→ Task prompt:
Every entry must be repeated exactly. Exclude all pictures.

→ The input:
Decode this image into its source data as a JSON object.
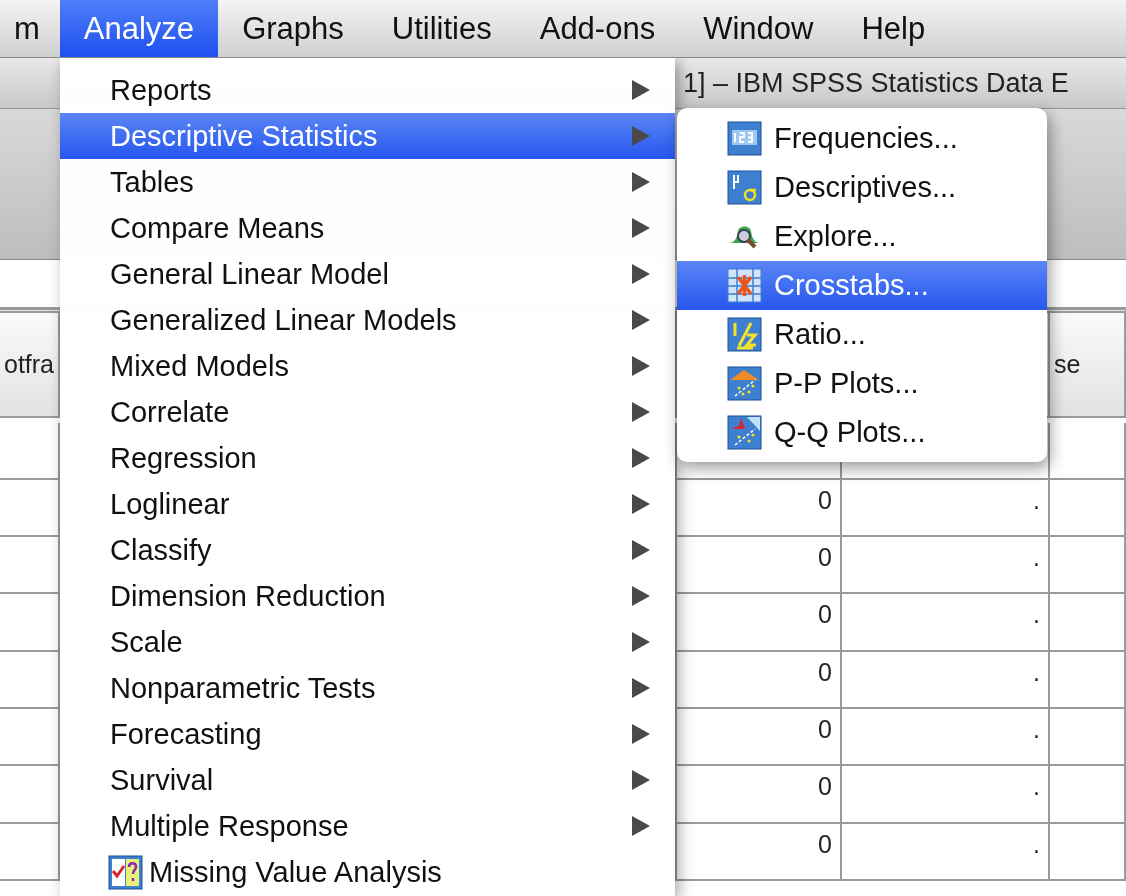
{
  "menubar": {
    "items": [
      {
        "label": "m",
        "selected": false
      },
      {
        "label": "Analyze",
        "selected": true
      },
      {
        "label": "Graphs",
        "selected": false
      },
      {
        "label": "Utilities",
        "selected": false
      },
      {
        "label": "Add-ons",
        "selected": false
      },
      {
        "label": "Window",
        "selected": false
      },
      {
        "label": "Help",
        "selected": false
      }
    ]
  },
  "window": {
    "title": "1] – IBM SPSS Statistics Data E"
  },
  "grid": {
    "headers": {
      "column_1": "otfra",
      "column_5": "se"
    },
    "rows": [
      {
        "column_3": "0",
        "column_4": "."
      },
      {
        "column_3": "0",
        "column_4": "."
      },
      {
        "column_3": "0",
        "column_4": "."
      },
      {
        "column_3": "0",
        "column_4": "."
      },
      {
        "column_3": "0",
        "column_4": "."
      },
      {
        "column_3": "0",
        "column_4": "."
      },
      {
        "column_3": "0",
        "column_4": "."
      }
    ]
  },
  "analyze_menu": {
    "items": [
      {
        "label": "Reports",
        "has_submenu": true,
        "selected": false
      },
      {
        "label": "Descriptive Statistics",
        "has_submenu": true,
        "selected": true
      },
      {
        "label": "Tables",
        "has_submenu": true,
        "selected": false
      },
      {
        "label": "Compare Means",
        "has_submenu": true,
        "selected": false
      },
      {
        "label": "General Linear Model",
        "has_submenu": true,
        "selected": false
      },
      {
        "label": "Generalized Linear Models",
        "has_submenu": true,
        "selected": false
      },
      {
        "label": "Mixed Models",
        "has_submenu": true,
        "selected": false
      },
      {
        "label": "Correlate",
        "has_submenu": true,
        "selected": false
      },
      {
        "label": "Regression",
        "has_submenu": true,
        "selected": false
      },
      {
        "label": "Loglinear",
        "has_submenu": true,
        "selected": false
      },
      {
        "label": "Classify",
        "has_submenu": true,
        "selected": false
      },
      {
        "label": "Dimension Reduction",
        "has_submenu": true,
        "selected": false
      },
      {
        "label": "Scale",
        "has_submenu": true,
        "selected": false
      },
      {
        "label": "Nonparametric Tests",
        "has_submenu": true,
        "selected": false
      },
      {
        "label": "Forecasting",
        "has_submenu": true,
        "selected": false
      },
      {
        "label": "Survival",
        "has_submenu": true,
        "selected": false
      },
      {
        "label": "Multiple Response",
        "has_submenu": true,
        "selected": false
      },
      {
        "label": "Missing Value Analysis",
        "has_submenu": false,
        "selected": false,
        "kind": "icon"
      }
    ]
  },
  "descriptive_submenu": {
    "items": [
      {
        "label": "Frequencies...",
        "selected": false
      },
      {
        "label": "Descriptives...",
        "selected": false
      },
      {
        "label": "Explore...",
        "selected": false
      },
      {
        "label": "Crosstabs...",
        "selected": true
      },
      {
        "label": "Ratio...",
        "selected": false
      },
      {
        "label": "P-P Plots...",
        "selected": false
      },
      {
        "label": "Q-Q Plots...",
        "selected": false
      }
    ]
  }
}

→ Answer to this problem:
Decode this image into its source data as a JSON object.
{
  "menubar": {
    "items": [
      {
        "label": "m",
        "selected": false
      },
      {
        "label": "Analyze",
        "selected": true
      },
      {
        "label": "Graphs",
        "selected": false
      },
      {
        "label": "Utilities",
        "selected": false
      },
      {
        "label": "Add-ons",
        "selected": false
      },
      {
        "label": "Window",
        "selected": false
      },
      {
        "label": "Help",
        "selected": false
      }
    ]
  },
  "window": {
    "title": "1] – IBM SPSS Statistics Data E"
  },
  "grid": {
    "headers": {
      "column_1": "otfra",
      "column_5": "se"
    },
    "rows": [
      {
        "column_3": "0",
        "column_4": "."
      },
      {
        "column_3": "0",
        "column_4": "."
      },
      {
        "column_3": "0",
        "column_4": "."
      },
      {
        "column_3": "0",
        "column_4": "."
      },
      {
        "column_3": "0",
        "column_4": "."
      },
      {
        "column_3": "0",
        "column_4": "."
      },
      {
        "column_3": "0",
        "column_4": "."
      }
    ]
  },
  "analyze_menu": {
    "items": [
      {
        "label": "Reports",
        "has_submenu": true,
        "selected": false
      },
      {
        "label": "Descriptive Statistics",
        "has_submenu": true,
        "selected": true
      },
      {
        "label": "Tables",
        "has_submenu": true,
        "selected": false
      },
      {
        "label": "Compare Means",
        "has_submenu": true,
        "selected": false
      },
      {
        "label": "General Linear Model",
        "has_submenu": true,
        "selected": false
      },
      {
        "label": "Generalized Linear Models",
        "has_submenu": true,
        "selected": false
      },
      {
        "label": "Mixed Models",
        "has_submenu": true,
        "selected": false
      },
      {
        "label": "Correlate",
        "has_submenu": true,
        "selected": false
      },
      {
        "label": "Regression",
        "has_submenu": true,
        "selected": false
      },
      {
        "label": "Loglinear",
        "has_submenu": true,
        "selected": false
      },
      {
        "label": "Classify",
        "has_submenu": true,
        "selected": false
      },
      {
        "label": "Dimension Reduction",
        "has_submenu": true,
        "selected": false
      },
      {
        "label": "Scale",
        "has_submenu": true,
        "selected": false
      },
      {
        "label": "Nonparametric Tests",
        "has_submenu": true,
        "selected": false
      },
      {
        "label": "Forecasting",
        "has_submenu": true,
        "selected": false
      },
      {
        "label": "Survival",
        "has_submenu": true,
        "selected": false
      },
      {
        "label": "Multiple Response",
        "has_submenu": true,
        "selected": false
      },
      {
        "label": "Missing Value Analysis",
        "has_submenu": false,
        "selected": false,
        "kind": "icon"
      }
    ]
  },
  "descriptive_submenu": {
    "items": [
      {
        "label": "Frequencies...",
        "selected": false
      },
      {
        "label": "Descriptives...",
        "selected": false
      },
      {
        "label": "Explore...",
        "selected": false
      },
      {
        "label": "Crosstabs...",
        "selected": true
      },
      {
        "label": "Ratio...",
        "selected": false
      },
      {
        "label": "P-P Plots...",
        "selected": false
      },
      {
        "label": "Q-Q Plots...",
        "selected": false
      }
    ]
  }
}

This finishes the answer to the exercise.